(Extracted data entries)

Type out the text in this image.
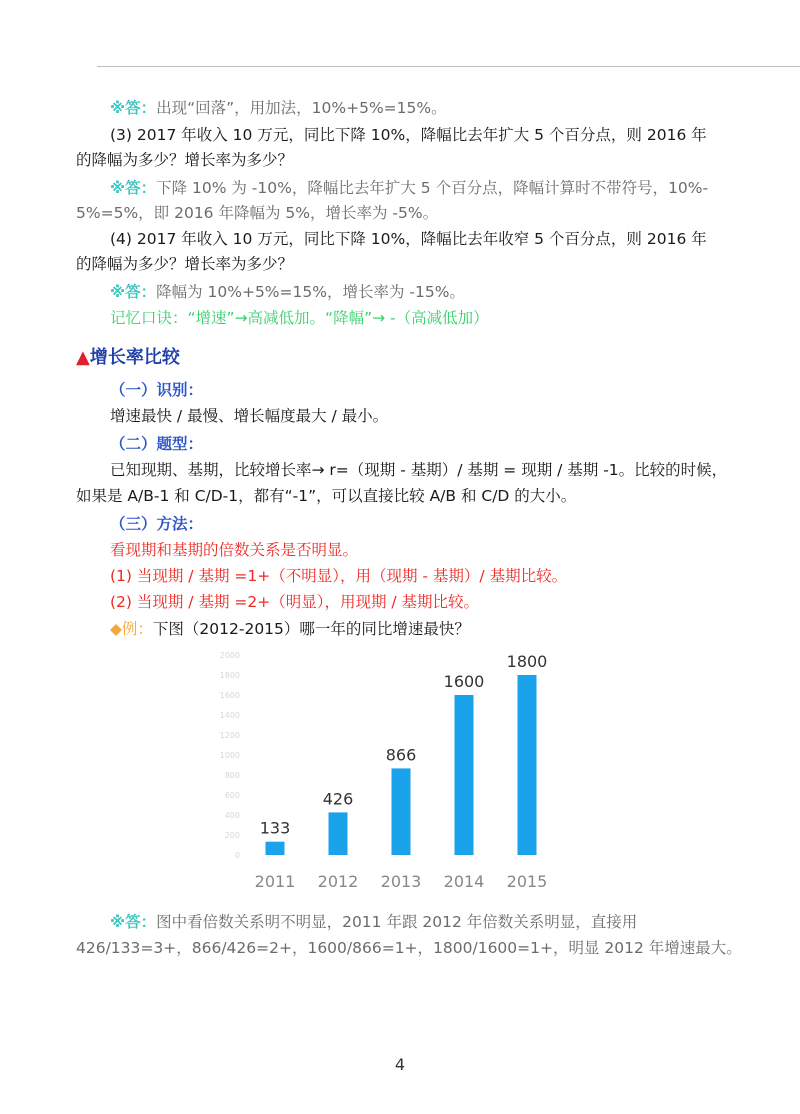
※答：出现“回落”，用加法，10%+5%=15%。
(3) 2017 年收入 10 万元，同比下降 10%，降幅比去年扩大 5 个百分点，则 2016 年
的降幅为多少？增长率为多少？
※答：下降 10% 为 -10%，降幅比去年扩大 5 个百分点，降幅计算时不带符号，10%-
5%=5%，即 2016 年降幅为 5%，增长率为 -5%。
(4) 2017 年收入 10 万元，同比下降 10%，降幅比去年收窄 5 个百分点，则 2016 年
的降幅为多少？增长率为多少？
※答：降幅为 10%+5%=15%，增长率为 -15%。
记忆口诀：“增速”→高减低加。“降幅”→ -（高减低加）
▲增长率比较
（一）识别：
增速最快 / 最慢、增长幅度最大 / 最小。
（二）题型：
已知现期、基期，比较增长率→ r=（现期 - 基期）/ 基期 = 现期 / 基期 -1。比较的时候，
如果是 A/B-1 和 C/D-1，都有“-1”，可以直接比较 A/B 和 C/D 的大小。
（三）方法：
看现期和基期的倍数关系是否明显。
(1) 当现期 / 基期 =1+（不明显），用（现期 - 基期）/ 基期比较。
(2) 当现期 / 基期 =2+（明显），用现期 / 基期比较。
◆例：下图（2012-2015）哪一年的同比增速最快？
0
200
400
600
800
1000
1200
1400
1600
1800
2000
133
2011
426
2012
866
2013
1600
2014
1800
2015
※答：图中看倍数关系明不明显，2011 年跟 2012 年倍数关系明显，直接用
426/133=3+，866/426=2+，1600/866=1+，1800/1600=1+，明显 2012 年增速最大。
4
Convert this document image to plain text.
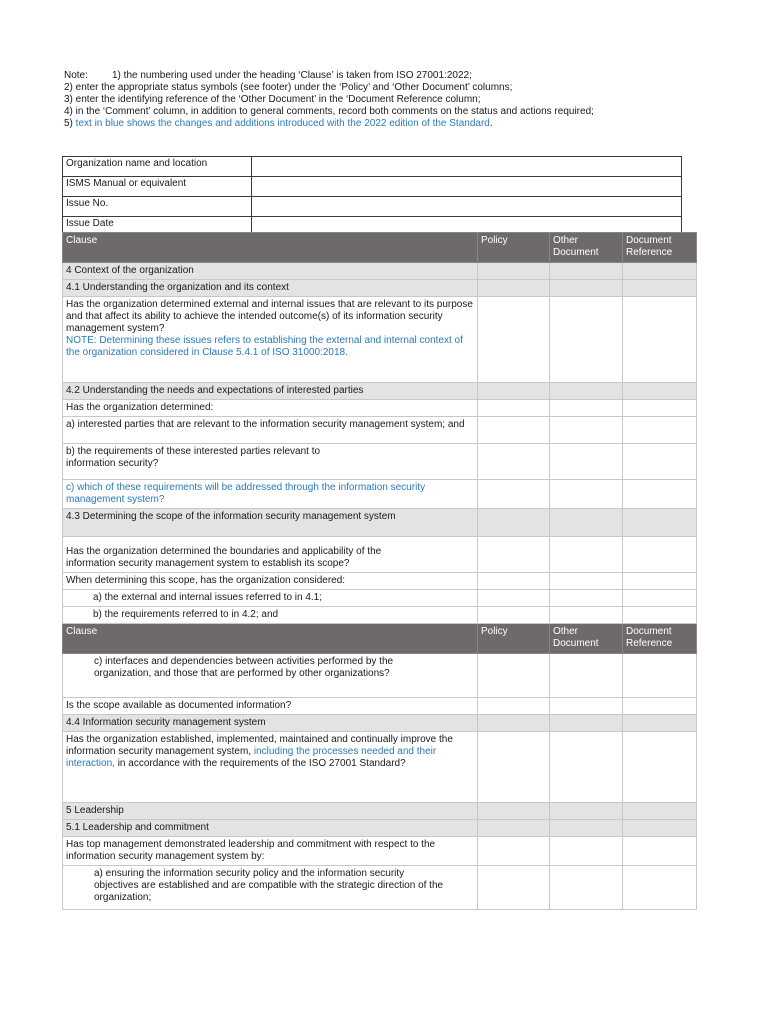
Note: 1) the numbering used under the heading ‘Clause’ is taken from ISO 27001:2022;
2) enter the appropriate status symbols (see footer) under the ‘Policy’ and ‘Other Document’ columns;
3) enter the identifying reference of the ‘Other Document’ in the ‘Document Reference column;
4) in the ‘Comment’ column, in addition to general comments, record both comments on the status and actions required;
5) text in blue shows the changes and additions introduced with the 2022 edition of the Standard.
Organization name and location	
ISMS Manual or equivalent	
Issue No.	
Issue Date	
Clause	Policy	Other Document	Document Reference
4 Context of the organization			
4.1 Understanding the organization and its context			
Has the organization determined external and internal issues that are relevant to its purpose and that affect its ability to achieve the intended outcome(s) of its information security management system?
NOTE: Determining these issues refers to establishing the external and internal context of the organization considered in Clause 5.4.1 of ISO 31000:2018.			
4.2 Understanding the needs and expectations of interested parties			
Has the organization determined:			
a) interested parties that are relevant to the information security management system; and			

b) the requirements of these interested parties relevant to information security?			

c) which of these requirements will be addressed through the information security management system?			
4.3 Determining the scope of the information security management system			

Has the organization determined the boundaries and applicability of the information security management system to establish its scope?			

When determining this scope, has the organization considered:			
a) the external and internal issues referred to in 4.1;			
b) the requirements referred to in 4.2; and			
Clause	Policy	Other Document	Document Reference

c) interfaces and dependencies between activities performed by the organization, and those that are performed by other organizations?			

Is the scope available as documented information?			
4.4 Information security management system			
Has the organization established, implemented, maintained and continually improve the information security management system, including the processes needed and their interaction, in accordance with the requirements of the ISO 27001 Standard?			
5 Leadership			
5.1 Leadership and commitment			
Has top management demonstrated leadership and commitment with respect to the information security management system by:			

a) ensuring the information security policy and the information security objectives are established and are compatible with the strategic direction of the organization;			
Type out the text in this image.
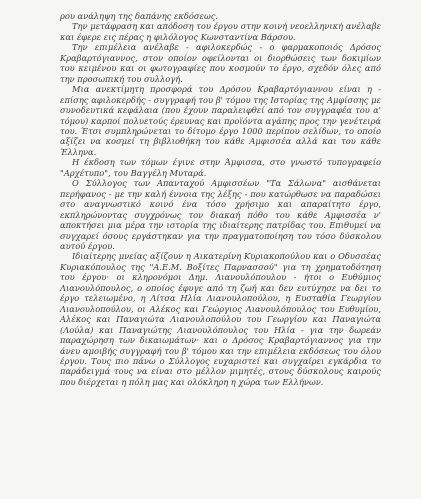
ρου ανάληψη της δαπάνης εκδόσεως.

Την μετάφραση και απόδοση του έργου στην κοινή νεοελληνική ανέλαβε και έφερε εις πέρας η φιλόλογος Κωνσταντίνα Βάρσου.

Την επιμέλεια ανέλαβε - αφιλοκερδώς - ο φαρμακοποιός Δρόσος Κραβαρτόγιαννος, στον οποίον οφείλονται οι διορθώσεις των δοκιμίων του κειμένου και οι φωτογραφίες που κοσμούν το έργο, σχεδόν όλες από την προσωπική του συλλογή.

Μια ανεκτίμητη προσφορά του Δρόσου Κραβαρτόγιαννου είναι η - επίσης αφιλοκερδής - συγγραφή του β' τόμου της Ιστορίας της Αμφίσσης με συνοδευτικά κεφάλαια (που έχουν παραλειφθεί από τον συγγραφέα του α' τόμου) καρποί πολυετούς έρευνας και προϊόντα αγάπης προς την γενέτειρά του. Έτσι συμπληρώνεται το δίτομο έργο 1000 περίπου σελίδων, το οποίο αξίζει να κοσμεί τη βιβλιοθήκη του κάθε Αμφισσέα αλλά και του κάθε Έλληνα.

Η έκδοση των τόμων έγινε στην Άμφισσα, στο γνωστό τυπογραφείο "Αρχέτυπο", του Βαγγέλη Μυταρά.

Ο Σύλλογος των Απανταχού Αμφισσέων "Τα Σάλωνα" αισθάνεται περήφανος - με την καλή έννοια της λέξης - που κατώρθωσε να παραδώσει στο αναγνωστικό κοινό ένα τόσο χρήσιμο και απαραίτητο έργο, εκπληρώνοντας συγχρόνως τον διακαή πόθο του κάθε Αμφισσέα ν' αποκτήσει μια μέρα την ιστορία της ιδιαίτερης πατρίδας του. Επιθυμεί να συγχαρεί όσους εργάστηκαν για την πραγματοποίηση του τόσο δύσκολου αυτού έργου.

Ιδιαίτερης μνείας αξίζουν η Αικατερίνη Κυριακοπούλου και ο Οδυσσέας Κυριακόπουλος της "Α.Ε.Μ. Βοξίτες Παρνασσού" για τη χρηματοδότηση του έργου· οι κληρονόμοι Δημ. Λιανουλόπουλου - ήτοι ο Ευθύμιος Λιανουλόπουλος, ο οποίος έφυγε από τη ζωή και δεν ευτύχησε να δει το έργο τελειωμένο, η Λίτσα Ηλία Λιανουλοπούλου, η Ευσταθία Γεωργίου Λιανουλοπούλου, οι Αλέκος και Γεώργιος Λιανουλόπουλος του Ευθυμίου, Αλέκος και Παναγιώτα Λιανουλοπούλου του Γεωργίου και Παναγιώτα (Λούλα) και Παναγιώτης Λιανουλόπουλος του Ηλία - για την δωρεάν παραχώρηση των δικαιωμάτων· και ο Δρόσος Κραβαρτόγιαννος για την άνευ αμοιβής συγγραφή του β' τόμου και την επιμέλεια εκδόσεως του όλου έργου. Τους πιο πάνω ο Σύλλογος ευχαριστεί και συγχαίρει εγκάρδια το παράδειγμά τους να είναι στο μέλλον μιμητές, στους δύσκολους καιρούς που διέρχεται η πόλη μας και ολόκληρη η χώρα των Ελλήνων.
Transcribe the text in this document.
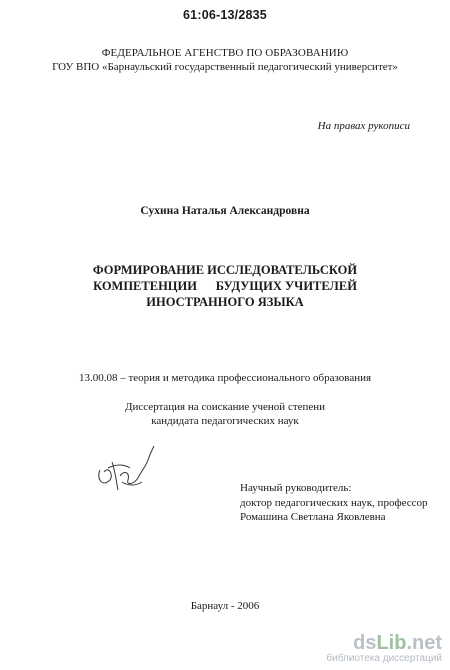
61:06-13/2835
ФЕДЕРАЛЬНОЕ АГЕНСТВО ПО ОБРАЗОВАНИЮ
ГОУ ВПО «Барнаульский государственный педагогический университет»
На правах рукописи
Сухина Наталья Александровна
ФОРМИРОВАНИЕ ИССЛЕДОВАТЕЛЬСКОЙ
КОМПЕТЕНЦИИ      БУДУЩИХ УЧИТЕЛЕЙ
ИНОСТРАННОГО ЯЗЫКА
13.00.08 – теория и методика профессионального образования
Диссертация на соискание ученой степени
кандидата педагогических наук
Научный руководитель:
доктор педагогических наук, профессор
Ромашина Светлана Яковлевна
Барнаул - 2006
dsLib.net
библиотека диссертаций
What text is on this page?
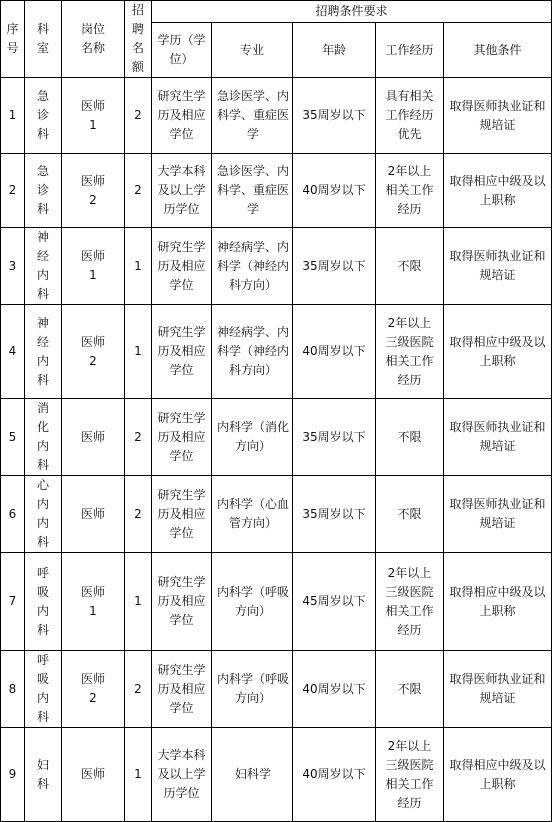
序号	科室	岗位名称	招聘名额	招聘条件要求				
				学历（学位）	专业	年龄	工作经历	其他条件
1	急诊科	医师1	2	研究生学历及相应学位	急诊医学、内科学、重症医学	35周岁以下	具有相关工作经历优先	取得医师执业证和规培证
2	急诊科	医师2	2	大学本科及以上学历学位	急诊医学、内科学、重症医学	40周岁以下	2年以上相关工作经历	取得相应中级及以上职称
3	神经内科	医师1	1	研究生学历及相应学位	神经病学、内科学（神经内科方向）	35周岁以下	不限	取得医师执业证和规培证
4	神经内科	医师2	1	研究生学历及相应学位	神经病学、内科学（神经内科方向）	40周岁以下	2年以上三级医院相关工作经历	取得相应中级及以上职称
5	消化内科	医师	2	研究生学历及相应学位	内科学（消化方向）	35周岁以下	不限	取得医师执业证和规培证
6	心内内科	医师	2	研究生学历及相应学位	内科学（心血管方向）	35周岁以下	不限	取得医师执业证和规培证
7	呼吸内科	医师1	1	研究生学历及相应学位	内科学（呼吸方向）	45周岁以下	2年以上三级医院相关工作经历	取得相应中级及以上职称
8	呼吸内科	医师2	2	研究生学历及相应学位	内科学（呼吸方向）	40周岁以下	不限	取得医师执业证和规培证
9	妇科	医师	1	大学本科及以上学历学位	妇科学	40周岁以下	2年以上三级医院相关工作经历	取得相应中级及以上职称
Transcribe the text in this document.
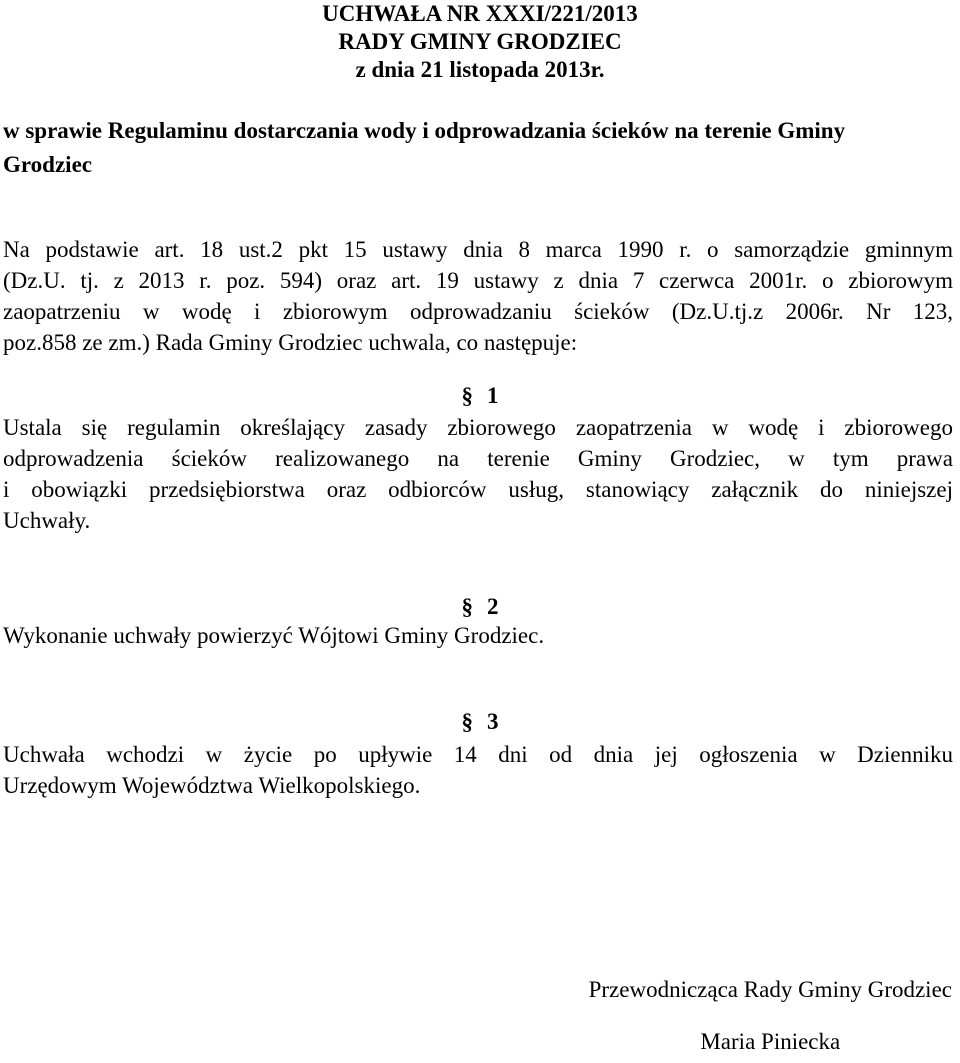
UCHWAŁA NR XXXI/221/2013
RADY GMINY GRODZIEC
z dnia 21 listopada 2013r.
w sprawie Regulaminu dostarczania wody i odprowadzania ścieków na terenie Gminy
Grodziec
Na podstawie art. 18 ust.2 pkt 15 ustawy dnia 8 marca 1990 r. o samorządzie gminnym
(Dz.U. tj. z 2013 r. poz. 594) oraz art. 19 ustawy z dnia 7 czerwca 2001r. o zbiorowym
zaopatrzeniu w wodę i zbiorowym odprowadzaniu ścieków (Dz.U.tj.z 2006r. Nr 123,
poz.858 ze zm.) Rada Gminy Grodziec uchwala, co następuje:
§ 1
Ustala się regulamin określający zasady zbiorowego zaopatrzenia w wodę i zbiorowego
odprowadzenia ścieków realizowanego na terenie Gminy Grodziec, w tym prawa
i obowiązki przedsiębiorstwa oraz odbiorców usług, stanowiący załącznik do niniejszej
Uchwały.
§ 2
Wykonanie uchwały powierzyć Wójtowi Gminy Grodziec.
§ 3
Uchwała wchodzi w życie po upływie 14 dni od dnia jej ogłoszenia w Dzienniku
Urzędowym Województwa Wielkopolskiego.
Przewodnicząca Rady Gminy Grodziec
Maria Piniecka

* To do
All lines above with "呼吸内科" in them should be returned.

* Answer
7	呼吸内科	医师1	1	研究生学历及相应学位	内科学（呼吸方向）	45周岁以下	2年以上三级医院相关工作经历	取得相应中级及以上职称
8	呼吸内科	医师2	2	研究生学历及相应学位	内科学（呼吸方向）	40周岁以下	不限	取得医师执业证和规培证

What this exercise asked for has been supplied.